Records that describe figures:

^^^^^^^^

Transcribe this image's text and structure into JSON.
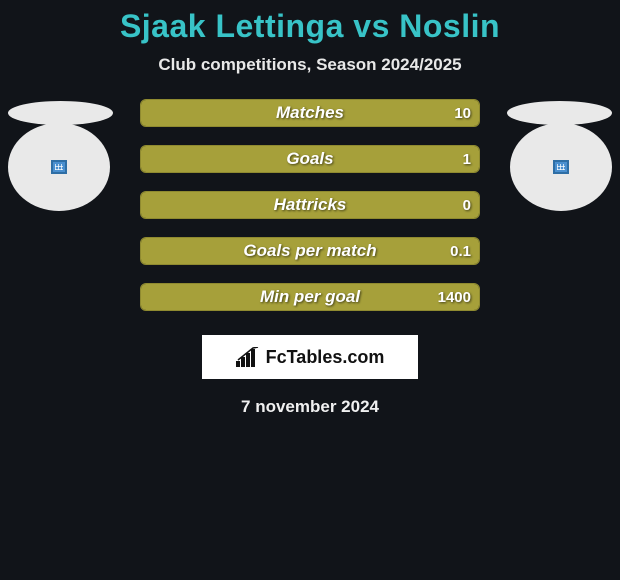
{
  "title": "Sjaak Lettinga vs Noslin",
  "subtitle": "Club competitions, Season 2024/2025",
  "bar_color_fill": "#a6a03a",
  "bar_color_border": "#8f8a30",
  "background_color": "#111419",
  "title_color": "#38c3c7",
  "text_color": "#e8e8e8",
  "ellipse_color": "#e9e9e9",
  "rows": [
    {
      "label": "Matches",
      "left": "",
      "right": "10",
      "left_ellipse": "flat",
      "right_ellipse": "flat"
    },
    {
      "label": "Goals",
      "left": "",
      "right": "1",
      "left_ellipse": "round",
      "right_ellipse": "round"
    },
    {
      "label": "Hattricks",
      "left": "",
      "right": "0",
      "left_ellipse": "none",
      "right_ellipse": "none"
    },
    {
      "label": "Goals per match",
      "left": "",
      "right": "0.1",
      "left_ellipse": "none",
      "right_ellipse": "none"
    },
    {
      "label": "Min per goal",
      "left": "",
      "right": "1400",
      "left_ellipse": "none",
      "right_ellipse": "none"
    }
  ],
  "logo_text": "FcTables.com",
  "date": "7 november 2024"
}
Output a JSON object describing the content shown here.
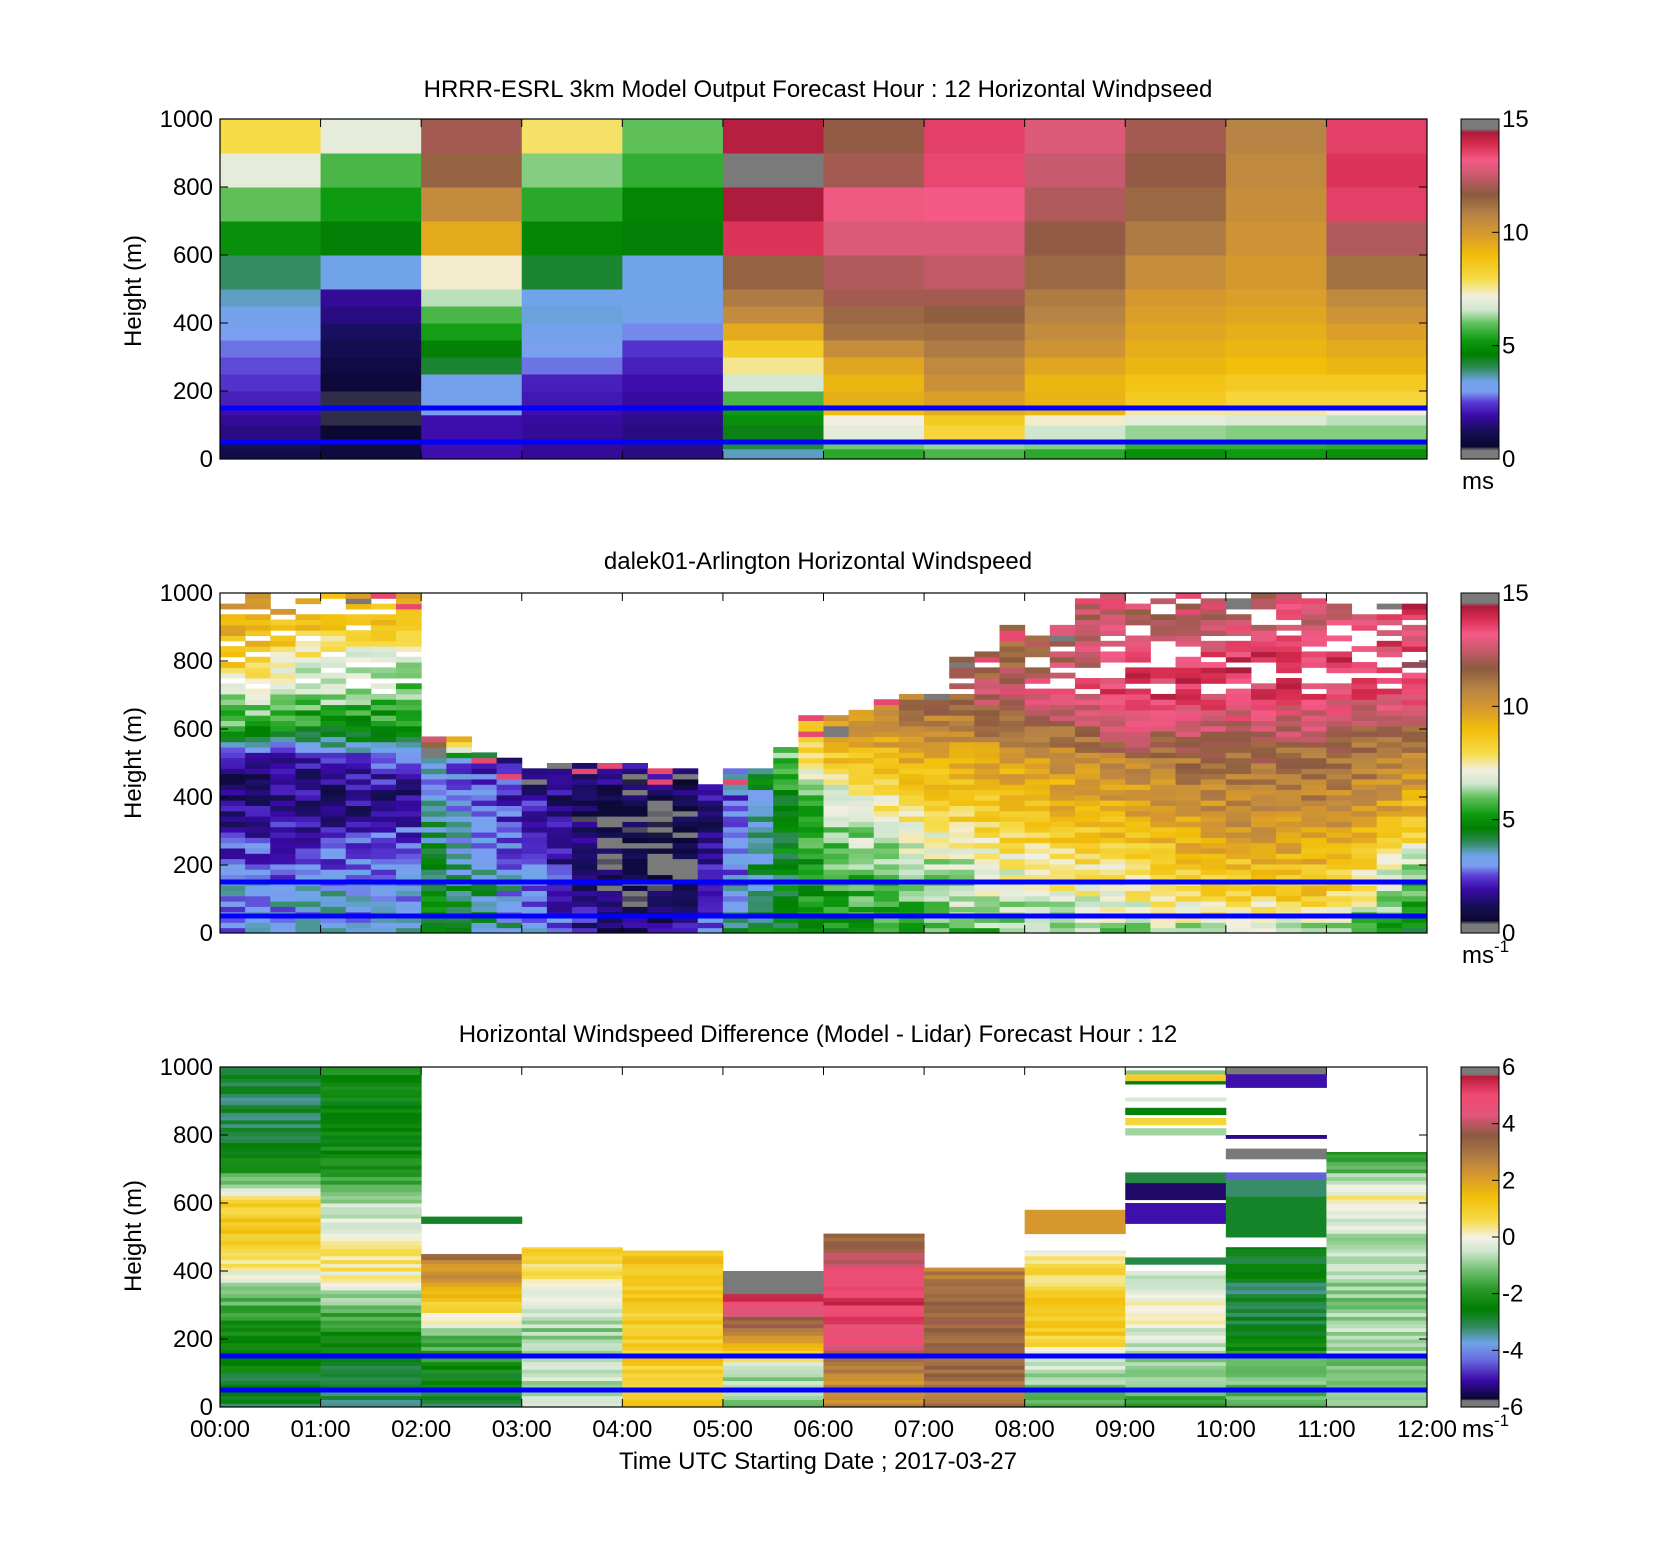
{
  "figure": {
    "xlabel": "Time UTC  Starting Date ; 2017-03-27",
    "x_ticks": [
      "00:00",
      "01:00",
      "02:00",
      "03:00",
      "04:00",
      "05:00",
      "06:00",
      "07:00",
      "08:00",
      "09:00",
      "10:00",
      "11:00",
      "12:00"
    ]
  },
  "chart_data": [
    {
      "type": "heatmap",
      "title": "HRRR-ESRL 3km Model Output   Forecast Hour : 12 Horizontal Windpseed",
      "ylabel": "Height (m)",
      "ylim": [
        0,
        1000
      ],
      "y_ticks": [
        "0",
        "200",
        "400",
        "600",
        "800",
        "1000"
      ],
      "xlim_hours": [
        0,
        12
      ],
      "colorbar": {
        "ticks": [
          "0",
          "5",
          "10",
          "15"
        ],
        "unit": "ms",
        "range": [
          0,
          15
        ],
        "palette": "wind"
      },
      "reference_lines_m": [
        50,
        150
      ],
      "reference_line_color": "#0000ff",
      "columns_hours": [
        0,
        1,
        2,
        3,
        4,
        5,
        6,
        7,
        8,
        9,
        10,
        11
      ],
      "levels_m": [
        0,
        30,
        50,
        100,
        130,
        150,
        200,
        250,
        300,
        350,
        400,
        450,
        500,
        600,
        700,
        800,
        900,
        1000
      ],
      "values_ms": [
        [
          1.0,
          1.2,
          1.6,
          1.8,
          2.0,
          2.2,
          2.4,
          2.6,
          2.8,
          3.0,
          3.3,
          3.6,
          4.0,
          5.0,
          6.0,
          7.0,
          8.0
        ],
        [
          0.8,
          0.8,
          0.6,
          0.5,
          0.5,
          0.5,
          0.7,
          0.9,
          1.1,
          1.3,
          1.6,
          1.8,
          3.4,
          4.6,
          5.2,
          5.8,
          7.0
        ],
        [
          2.0,
          2.0,
          2.0,
          2.0,
          3.0,
          3.2,
          3.2,
          4.3,
          4.6,
          5.3,
          5.8,
          6.5,
          7.3,
          9.5,
          10.5,
          11.5,
          12.0
        ],
        [
          1.8,
          1.8,
          1.8,
          1.9,
          2.0,
          2.1,
          2.2,
          2.8,
          3.1,
          3.3,
          3.5,
          3.4,
          4.3,
          4.8,
          5.5,
          6.2,
          7.8
        ],
        [
          1.6,
          1.6,
          1.6,
          1.7,
          1.8,
          1.9,
          2.0,
          2.2,
          2.4,
          2.9,
          3.3,
          3.4,
          3.4,
          4.6,
          4.8,
          5.6,
          6.0
        ],
        [
          3.6,
          4.2,
          4.5,
          5.0,
          5.2,
          5.8,
          6.7,
          7.6,
          8.5,
          9.5,
          10.5,
          11.0,
          11.5,
          13.8,
          14.4,
          14.6,
          14.3
        ],
        [
          5.5,
          6.1,
          7.0,
          7.2,
          9.0,
          9.4,
          9.2,
          9.6,
          10.4,
          11.2,
          11.4,
          12.0,
          12.2,
          12.8,
          13.1,
          12.0,
          11.8
        ],
        [
          5.8,
          6.3,
          8.2,
          8.6,
          9.4,
          9.8,
          10.3,
          10.6,
          11.0,
          11.3,
          11.6,
          12.0,
          12.4,
          12.8,
          13.2,
          13.5,
          13.6
        ],
        [
          5.5,
          6.2,
          6.6,
          7.3,
          9.2,
          9.3,
          9.2,
          9.6,
          10.2,
          10.5,
          10.8,
          11.0,
          11.4,
          11.8,
          12.2,
          12.5,
          12.8
        ],
        [
          5.0,
          5.6,
          6.3,
          7.0,
          7.5,
          8.6,
          8.8,
          9.2,
          9.4,
          9.6,
          9.8,
          10.0,
          10.4,
          11.0,
          11.4,
          11.8,
          12.0
        ],
        [
          5.2,
          5.6,
          6.2,
          6.8,
          7.5,
          8.2,
          8.6,
          9.0,
          9.2,
          9.4,
          9.6,
          9.8,
          10.0,
          10.2,
          10.4,
          10.6,
          10.8
        ],
        [
          5.0,
          5.5,
          6.2,
          6.5,
          7.2,
          8.2,
          8.6,
          9.2,
          9.5,
          9.8,
          10.2,
          10.6,
          11.2,
          12.2,
          13.6,
          13.8,
          13.6
        ]
      ]
    },
    {
      "type": "heatmap",
      "title": "dalek01-Arlington  Horizontal Windspeed",
      "ylabel": "Height (m)",
      "ylim": [
        0,
        1000
      ],
      "y_ticks": [
        "0",
        "200",
        "400",
        "600",
        "800",
        "1000"
      ],
      "xlim_hours": [
        0,
        12
      ],
      "colorbar": {
        "ticks": [
          "0",
          "5",
          "10",
          "15"
        ],
        "unit": "ms",
        "unit_exp": "-1",
        "range": [
          0,
          15
        ],
        "palette": "wind"
      },
      "reference_lines_m": [
        50,
        150
      ],
      "reference_line_color": "#0000ff",
      "profile_anchors": [
        {
          "t": 0.0,
          "tops": 1000,
          "h": [
            0,
            100,
            200,
            300,
            400,
            500,
            600,
            700,
            800,
            900,
            1000
          ],
          "v": [
            3.0,
            3.2,
            2.6,
            1.8,
            1.4,
            1.6,
            5.5,
            6.8,
            9.0,
            9.6,
            10.5
          ]
        },
        {
          "t": 1.0,
          "tops": 1000,
          "h": [
            0,
            100,
            200,
            300,
            400,
            500,
            600,
            700,
            800,
            900,
            1000
          ],
          "v": [
            3.2,
            3.3,
            2.8,
            2.0,
            1.6,
            2.0,
            5.0,
            6.2,
            7.2,
            8.6,
            9.5
          ]
        },
        {
          "t": 1.9,
          "tops": 1000,
          "h": [
            0,
            100,
            200,
            300,
            400,
            500,
            600,
            700,
            800,
            900,
            1000
          ],
          "v": [
            3.4,
            3.0,
            2.8,
            2.2,
            1.6,
            2.6,
            5.2,
            6.0,
            7.0,
            8.4,
            9.2
          ]
        },
        {
          "t": 2.1,
          "tops": 560,
          "h": [
            0,
            100,
            200,
            300,
            400,
            500,
            560
          ],
          "v": [
            4.8,
            4.6,
            4.2,
            4.0,
            3.6,
            3.0,
            13.5
          ]
        },
        {
          "t": 3.0,
          "tops": 500,
          "h": [
            0,
            100,
            200,
            300,
            400,
            500
          ],
          "v": [
            3.4,
            3.2,
            2.8,
            2.4,
            2.0,
            1.8
          ]
        },
        {
          "t": 4.0,
          "tops": 470,
          "h": [
            0,
            100,
            200,
            300,
            400,
            470
          ],
          "v": [
            1.2,
            0.8,
            0.6,
            0.6,
            0.8,
            1.6
          ]
        },
        {
          "t": 4.6,
          "tops": 470,
          "h": [
            0,
            100,
            200,
            300,
            400,
            470
          ],
          "v": [
            1.8,
            0.7,
            0.5,
            0.4,
            0.8,
            1.4
          ]
        },
        {
          "t": 5.3,
          "tops": 440,
          "h": [
            0,
            100,
            200,
            300,
            400,
            440
          ],
          "v": [
            4.6,
            4.0,
            3.6,
            3.2,
            3.4,
            4.0
          ]
        },
        {
          "t": 6.0,
          "tops": 640,
          "h": [
            0,
            100,
            200,
            300,
            400,
            500,
            640
          ],
          "v": [
            5.0,
            5.2,
            5.6,
            6.0,
            6.6,
            8.5,
            9.5
          ]
        },
        {
          "t": 7.0,
          "tops": 720,
          "h": [
            0,
            100,
            200,
            300,
            400,
            500,
            600,
            720
          ],
          "v": [
            5.4,
            6.0,
            6.6,
            7.4,
            8.6,
            9.4,
            10.8,
            11.2
          ]
        },
        {
          "t": 8.0,
          "tops": 900,
          "h": [
            0,
            100,
            200,
            300,
            400,
            500,
            600,
            700,
            800,
            900
          ],
          "v": [
            6.2,
            7.0,
            7.4,
            8.6,
            9.2,
            9.8,
            11.0,
            13.0,
            11.4,
            12.0
          ]
        },
        {
          "t": 9.0,
          "tops": 1000,
          "h": [
            0,
            100,
            200,
            300,
            400,
            500,
            600,
            700,
            800,
            900,
            1000
          ],
          "v": [
            6.4,
            7.2,
            8.0,
            9.0,
            9.8,
            10.8,
            12.8,
            13.6,
            13.4,
            12.4,
            12.0
          ]
        },
        {
          "t": 10.0,
          "tops": 1000,
          "h": [
            0,
            100,
            200,
            300,
            400,
            500,
            600,
            700,
            800,
            900,
            1000
          ],
          "v": [
            6.6,
            8.2,
            9.0,
            10.0,
            10.6,
            11.2,
            12.6,
            13.6,
            13.8,
            12.6,
            12.4
          ]
        },
        {
          "t": 11.0,
          "tops": 1000,
          "h": [
            0,
            100,
            200,
            300,
            400,
            500,
            600,
            700,
            800,
            900,
            1000
          ],
          "v": [
            6.2,
            8.6,
            9.2,
            10.0,
            10.8,
            11.4,
            12.2,
            13.4,
            13.8,
            13.0,
            12.2
          ]
        },
        {
          "t": 11.85,
          "tops": 960,
          "h": [
            0,
            100,
            200,
            300,
            400,
            500,
            600,
            700,
            800,
            900,
            960
          ],
          "v": [
            4.8,
            5.6,
            6.6,
            8.6,
            9.6,
            10.6,
            11.6,
            13.6,
            13.8,
            12.6,
            15.5
          ]
        }
      ]
    },
    {
      "type": "heatmap",
      "title": "Horizontal Windspeed Difference (Model - Lidar) Forecast Hour : 12",
      "ylabel": "Height (m)",
      "ylim": [
        0,
        1000
      ],
      "y_ticks": [
        "0",
        "200",
        "400",
        "600",
        "800",
        "1000"
      ],
      "xlim_hours": [
        0,
        12
      ],
      "colorbar": {
        "ticks": [
          "-6",
          "-4",
          "-2",
          "0",
          "2",
          "4",
          "6"
        ],
        "unit": "ms",
        "unit_exp": "-1",
        "range": [
          -6,
          6
        ],
        "palette": "diff"
      },
      "reference_lines_m": [
        50,
        150
      ],
      "reference_line_color": "#0000ff",
      "columns": [
        {
          "h": [
            0,
            100,
            200,
            300,
            400,
            500,
            600,
            700,
            800,
            1000
          ],
          "v": [
            -3.0,
            -2.6,
            -2.4,
            -1.5,
            0.2,
            1.2,
            0.8,
            -2.2,
            -3.2,
            -2.8
          ]
        },
        {
          "h": [
            0,
            100,
            200,
            300,
            400,
            500,
            600,
            700,
            800,
            1000
          ],
          "v": [
            -3.2,
            -2.8,
            -2.2,
            -1.2,
            0.4,
            0.2,
            -0.8,
            -2.0,
            -2.4,
            -2.2
          ]
        },
        {
          "h": [
            0,
            100,
            200,
            300,
            400,
            450
          ],
          "v": [
            -2.8,
            -2.4,
            -1.2,
            1.2,
            2.4,
            3.2
          ],
          "extra": [
            [
              540,
              560,
              -2.8
            ]
          ]
        },
        {
          "h": [
            0,
            100,
            200,
            300,
            400,
            470
          ],
          "v": [
            -0.6,
            -0.6,
            -1.0,
            -0.4,
            0.6,
            1.0
          ]
        },
        {
          "h": [
            0,
            100,
            200,
            300,
            400,
            460
          ],
          "v": [
            1.0,
            1.0,
            1.0,
            1.2,
            1.2,
            1.2
          ]
        },
        {
          "h": [
            0,
            100,
            200,
            300,
            350,
            400
          ],
          "v": [
            -1.0,
            -0.8,
            2.6,
            4.8,
            7.0,
            7.0
          ]
        },
        {
          "h": [
            0,
            100,
            200,
            300,
            400,
            450,
            510
          ],
          "v": [
            2.6,
            2.6,
            4.8,
            5.2,
            4.6,
            3.6,
            3.4
          ]
        },
        {
          "h": [
            0,
            100,
            200,
            300,
            400,
            410
          ],
          "v": [
            3.0,
            3.2,
            3.4,
            3.4,
            2.8,
            1.2
          ]
        },
        {
          "h": [
            0,
            100,
            200,
            300,
            400,
            460
          ],
          "v": [
            -1.2,
            -0.8,
            1.0,
            1.0,
            0.6,
            -0.2
          ],
          "extra": [
            [
              510,
              580,
              2.2
            ]
          ]
        },
        {
          "h": [
            0,
            100,
            200,
            300,
            400
          ],
          "v": [
            -1.6,
            -1.0,
            -0.4,
            0.2,
            -0.6
          ],
          "extra": [
            [
              420,
              440,
              -3.0
            ],
            [
              540,
              600,
              -5.0
            ],
            [
              610,
              660,
              -5.4
            ],
            [
              660,
              690,
              -3.0
            ],
            [
              800,
              820,
              -0.8
            ],
            [
              830,
              850,
              0.8
            ],
            [
              860,
              880,
              -2.6
            ],
            [
              900,
              910,
              -0.4
            ],
            [
              950,
              960,
              -2.6
            ],
            [
              960,
              980,
              1.0
            ],
            [
              980,
              990,
              -1.0
            ]
          ]
        },
        {
          "h": [
            0,
            100,
            200,
            300,
            400,
            470
          ],
          "v": [
            -1.2,
            -1.2,
            -2.6,
            -3.0,
            -2.8,
            -2.4
          ],
          "extra": [
            [
              500,
              600,
              -2.8
            ],
            [
              600,
              620,
              -2.8
            ],
            [
              620,
              670,
              -3.2
            ],
            [
              670,
              690,
              -4.4
            ],
            [
              730,
              760,
              -5.8
            ],
            [
              790,
              800,
              -5.2
            ],
            [
              940,
              980,
              -5.0
            ],
            [
              980,
              1000,
              7.0
            ]
          ]
        },
        {
          "h": [
            0,
            100,
            200,
            300,
            400,
            500,
            600,
            700,
            750
          ],
          "v": [
            -1.0,
            -1.2,
            -0.6,
            -1.0,
            -0.8,
            -0.6,
            0.4,
            -1.4,
            -2.0
          ]
        }
      ]
    }
  ]
}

^^^^^^^^

PROBLEM ▸ From the entries above, pull out each line that includes "Windspeed".

CORRECT OUTPUT ▸
      "title": "dalek01-Arlington  Horizontal Windspeed",
      "title": "Horizontal Windspeed Difference (Model - Lidar) Forecast Hour : 12",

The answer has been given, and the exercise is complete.